Bounding box annotations
* Begin *
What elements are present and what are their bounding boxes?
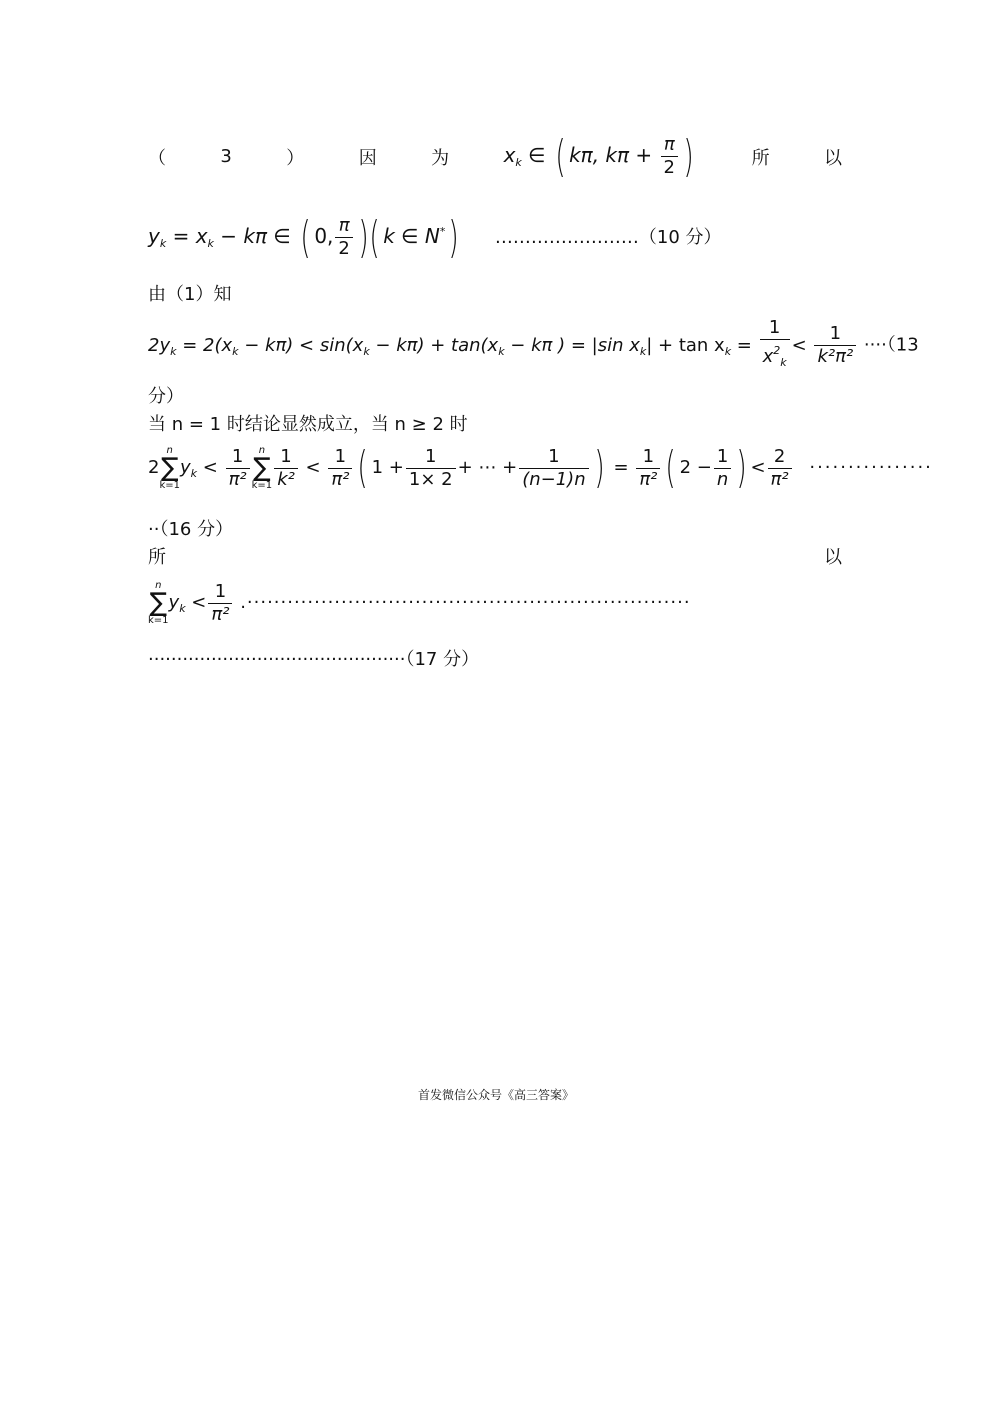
summation-inequality-expression: 2 n ∑ k=1 $y_k$ < $\frac{1}{\text{π²}}$ n ∑ k=1 $\frac{1}{\text{k²}}$ < $\frac{1}{\text{π²}}$ ( 1 + $\frac{1}{1\times 2}$ + ⋯ + $\frac{1}{(n-1)n}$ ) = $\frac{1}{\text{π²}}$ ( 2 − $\frac{1}{n}$ ) < $\frac{2}{\text{π²}}$ [148, 457, 799, 478]
score-16-leader: ················ [809, 457, 933, 478]
final-result-line [148, 580, 842, 626]
part-number: 3 [220, 146, 232, 167]
part3-intro-line [148, 130, 842, 182]
score-10: ……………………（10 分） [494, 227, 722, 248]
therefore-line [148, 543, 842, 569]
yk-definition-expression: $y_k = x_k - k\pi$ ∈ ( 0, $\frac{\pi}{2}$ )( k ∈ N*) [148, 211, 460, 263]
open-paren-token: （ [148, 147, 166, 169]
from-part1-line: 由（1）知 [148, 284, 232, 305]
score-16: ··（16 分） [148, 519, 234, 540]
word-yi: 以 [824, 147, 842, 169]
case-statement-line: 当 n = 1 时结论显然成立，当 n ≥ 2 时 [148, 414, 468, 435]
score-13-continuation: 分） [148, 386, 184, 407]
word-wei: 为 [431, 147, 450, 169]
footer-source-note: 首发微信公众号《高三答案》 [417, 1088, 574, 1102]
close-paren-token: ） [286, 147, 305, 169]
xk-interval-expression: $x_k$ ∈ ( kπ, kπ + $\frac{\pi}{2}$ ) [503, 130, 694, 182]
score-17-leader: .·································································· [240, 592, 691, 613]
word-suo: 所 [751, 147, 770, 169]
score-17: ·············································（17 分） [148, 649, 480, 670]
score-13: ····（13 [863, 334, 919, 356]
final-result-expression: n ∑ k=1 $y_k$ < $\frac{1}{\text{π²}}$ [148, 592, 240, 613]
pi-over-2-fraction: $\frac{\pi}{2}$ [661, 135, 678, 178]
word-yin: 因 [358, 147, 377, 169]
inequality-chain-line [148, 317, 919, 373]
word-suo-2: 所 [148, 547, 166, 568]
yk-definition-line [148, 211, 842, 263]
summation-inequality-line [148, 442, 933, 493]
inequality-chain-expression: $2y_k = 2(x_k - k\pi) < \sin(x_k - k\pi) + \tan(x_k - k\pi$ ) = |sin $x_k| + \tan x_k$ = $\frac{1}{x^2_k}$ < $\frac{1}{\text{k²π²}}$ [148, 335, 864, 356]
word-yi-2: 以 [824, 547, 842, 568]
* End *
Please pull every line from the records above verbatim, leaving the pictures out of your answer.

What elements are present and what are their bounding boxes?
summation-inequality-expression: 2 n ∑ k=1 $y_k$ < $\frac{1}{\text{π²}}$ n ∑ k=1 $\frac{1}{\text{k²}}$ < $\frac{1}{\text{π²}}$ ( 1 + $\frac{1}{1\times 2}$ + ⋯ + $\frac{1}{(n-1)n}$ ) = $\frac{1}{\text{π²}}$ ( 2 − $\frac{1}{n}$ ) < $\frac{2}{\text{π²}}$ [148, 457, 799, 478]
score-16-leader: ················ [809, 457, 933, 478]
final-result-line [148, 580, 842, 626]
part-number: 3 [220, 146, 232, 167]
part3-intro-line [148, 130, 842, 182]
score-10: ……………………（10 分） [494, 227, 722, 248]
therefore-line [148, 543, 842, 569]
yk-definition-expression: $y_k = x_k - k\pi$ ∈ ( 0, $\frac{\pi}{2}$ )( k ∈ N*) [148, 211, 460, 263]
open-paren-token: （ [148, 147, 166, 169]
from-part1-line: 由（1）知 [148, 284, 232, 305]
score-16: ··（16 分） [148, 519, 234, 540]
word-yi: 以 [824, 147, 842, 169]
case-statement-line: 当 n = 1 时结论显然成立，当 n ≥ 2 时 [148, 414, 468, 435]
score-13-continuation: 分） [148, 386, 184, 407]
word-wei: 为 [431, 147, 450, 169]
footer-source-note: 首发微信公众号《高三答案》 [417, 1088, 574, 1102]
close-paren-token: ） [286, 147, 305, 169]
xk-interval-expression: $x_k$ ∈ ( kπ, kπ + $\frac{\pi}{2}$ ) [503, 130, 694, 182]
score-17-leader: .·································································· [240, 592, 691, 613]
word-suo: 所 [751, 147, 770, 169]
score-17: ·············································（17 分） [148, 649, 480, 670]
score-13: ····（13 [863, 334, 919, 356]
final-result-expression: n ∑ k=1 $y_k$ < $\frac{1}{\text{π²}}$ [148, 592, 240, 613]
pi-over-2-fraction: $\frac{\pi}{2}$ [661, 135, 678, 178]
word-yin: 因 [358, 147, 377, 169]
inequality-chain-line [148, 317, 919, 373]
word-suo-2: 所 [148, 547, 166, 568]
yk-definition-line [148, 211, 842, 263]
summation-inequality-line [148, 442, 933, 493]
inequality-chain-expression: $2y_k = 2(x_k - k\pi) < \sin(x_k - k\pi) + \tan(x_k - k\pi$ ) = |sin $x_k| + \tan x_k$ = $\frac{1}{x^2_k}$ < $\frac{1}{\text{k²π²}}$ [148, 335, 864, 356]
word-yi-2: 以 [824, 547, 842, 568]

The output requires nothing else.